STATED TASK: In the records that follow, show each line where the word "Saronno" is present.

EXERCISE DATA:
▼

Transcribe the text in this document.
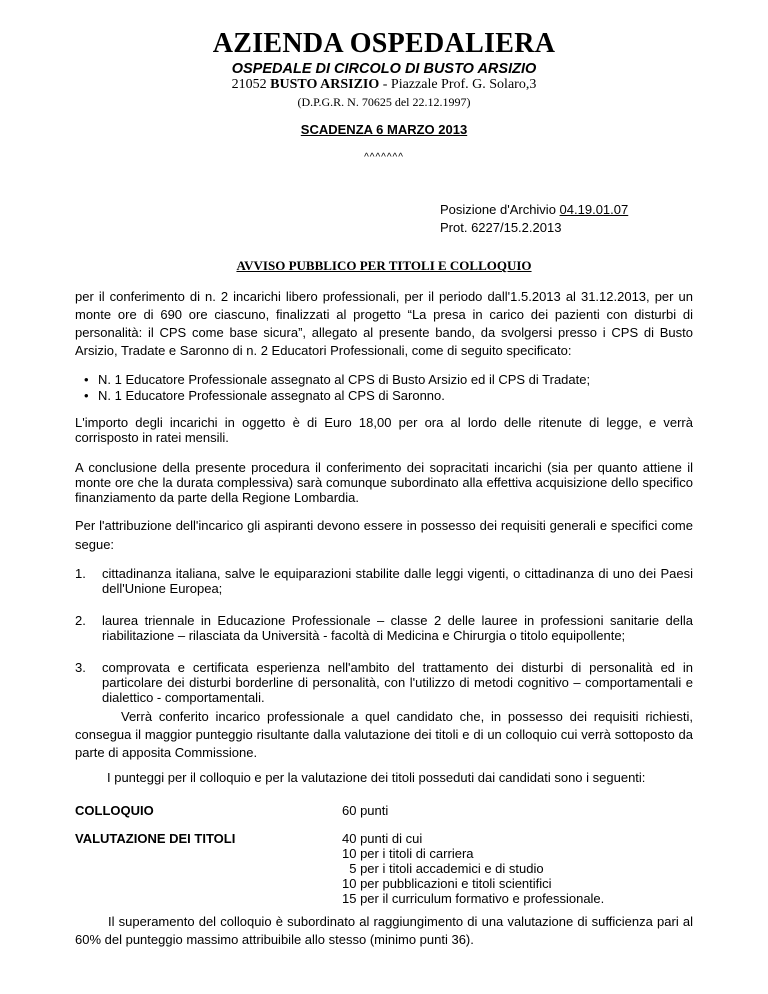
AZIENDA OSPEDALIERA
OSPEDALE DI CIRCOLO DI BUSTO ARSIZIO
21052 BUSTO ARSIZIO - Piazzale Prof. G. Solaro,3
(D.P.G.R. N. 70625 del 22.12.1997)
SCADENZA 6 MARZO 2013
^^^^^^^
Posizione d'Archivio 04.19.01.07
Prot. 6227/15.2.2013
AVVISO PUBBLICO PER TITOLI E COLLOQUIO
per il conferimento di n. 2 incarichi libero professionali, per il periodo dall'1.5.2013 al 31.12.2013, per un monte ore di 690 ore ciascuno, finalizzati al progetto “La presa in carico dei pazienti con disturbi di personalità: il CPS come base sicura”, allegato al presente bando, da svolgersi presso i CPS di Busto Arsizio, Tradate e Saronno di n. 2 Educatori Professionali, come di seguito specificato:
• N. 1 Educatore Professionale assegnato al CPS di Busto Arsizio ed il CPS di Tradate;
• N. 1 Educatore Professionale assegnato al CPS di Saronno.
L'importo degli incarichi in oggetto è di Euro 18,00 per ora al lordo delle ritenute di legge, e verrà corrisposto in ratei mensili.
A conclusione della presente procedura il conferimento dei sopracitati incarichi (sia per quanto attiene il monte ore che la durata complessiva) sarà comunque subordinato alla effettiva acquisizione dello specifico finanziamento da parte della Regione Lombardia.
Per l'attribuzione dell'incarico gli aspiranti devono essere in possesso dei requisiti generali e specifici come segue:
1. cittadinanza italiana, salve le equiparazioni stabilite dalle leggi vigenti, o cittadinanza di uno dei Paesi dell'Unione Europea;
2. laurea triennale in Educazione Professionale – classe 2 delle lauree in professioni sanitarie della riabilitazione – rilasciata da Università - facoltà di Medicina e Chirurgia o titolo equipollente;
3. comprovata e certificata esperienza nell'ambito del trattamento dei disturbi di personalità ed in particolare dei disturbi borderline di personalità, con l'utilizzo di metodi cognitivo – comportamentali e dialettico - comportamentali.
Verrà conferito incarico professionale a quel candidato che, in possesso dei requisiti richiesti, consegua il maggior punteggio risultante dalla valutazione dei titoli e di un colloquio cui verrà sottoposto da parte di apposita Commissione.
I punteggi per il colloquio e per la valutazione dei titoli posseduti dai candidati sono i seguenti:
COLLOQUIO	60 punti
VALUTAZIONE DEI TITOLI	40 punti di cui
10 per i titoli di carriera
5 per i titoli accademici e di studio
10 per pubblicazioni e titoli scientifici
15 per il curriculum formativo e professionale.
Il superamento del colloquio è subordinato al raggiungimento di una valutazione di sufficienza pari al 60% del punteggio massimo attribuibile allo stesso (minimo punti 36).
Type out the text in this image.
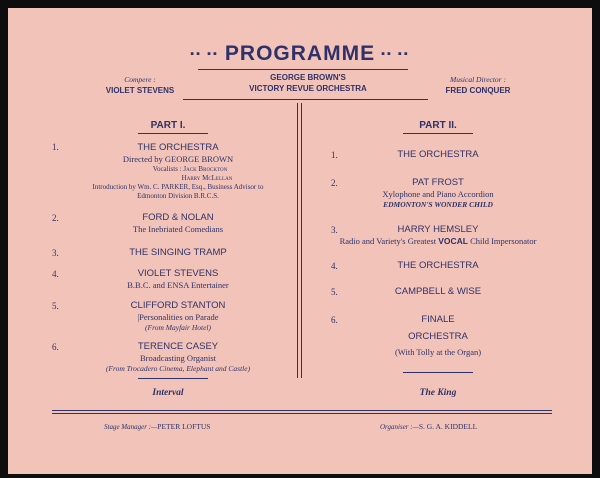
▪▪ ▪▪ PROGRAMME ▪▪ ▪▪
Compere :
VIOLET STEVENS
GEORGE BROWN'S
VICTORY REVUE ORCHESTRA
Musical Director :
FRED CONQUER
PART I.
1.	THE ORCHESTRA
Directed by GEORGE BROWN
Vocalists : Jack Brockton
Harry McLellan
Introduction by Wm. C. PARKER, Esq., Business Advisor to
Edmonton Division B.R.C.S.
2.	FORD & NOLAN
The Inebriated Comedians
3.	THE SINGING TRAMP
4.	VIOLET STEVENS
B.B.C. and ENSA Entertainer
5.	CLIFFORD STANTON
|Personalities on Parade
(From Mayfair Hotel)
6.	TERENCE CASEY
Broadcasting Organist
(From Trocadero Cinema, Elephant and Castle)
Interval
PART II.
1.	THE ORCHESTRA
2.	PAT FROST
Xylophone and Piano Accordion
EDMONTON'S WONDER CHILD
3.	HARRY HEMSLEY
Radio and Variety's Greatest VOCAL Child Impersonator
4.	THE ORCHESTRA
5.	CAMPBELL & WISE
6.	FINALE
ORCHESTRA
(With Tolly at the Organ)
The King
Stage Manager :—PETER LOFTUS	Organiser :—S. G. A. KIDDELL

▲

WRITTEN ANSWER:
per il conferimento di n. 2 incarichi libero professionali, per il periodo dall'1.5.2013 al 31.12.2013, per un monte ore di 690 ore ciascuno, finalizzati al progetto “La presa in carico dei pazienti con disturbi di personalità: il CPS come base sicura”, allegato al presente bando, da svolgersi presso i CPS di Busto Arsizio, Tradate e Saronno di n. 2 Educatori Professionali, come di seguito specificato:
• N. 1 Educatore Professionale assegnato al CPS di Saronno.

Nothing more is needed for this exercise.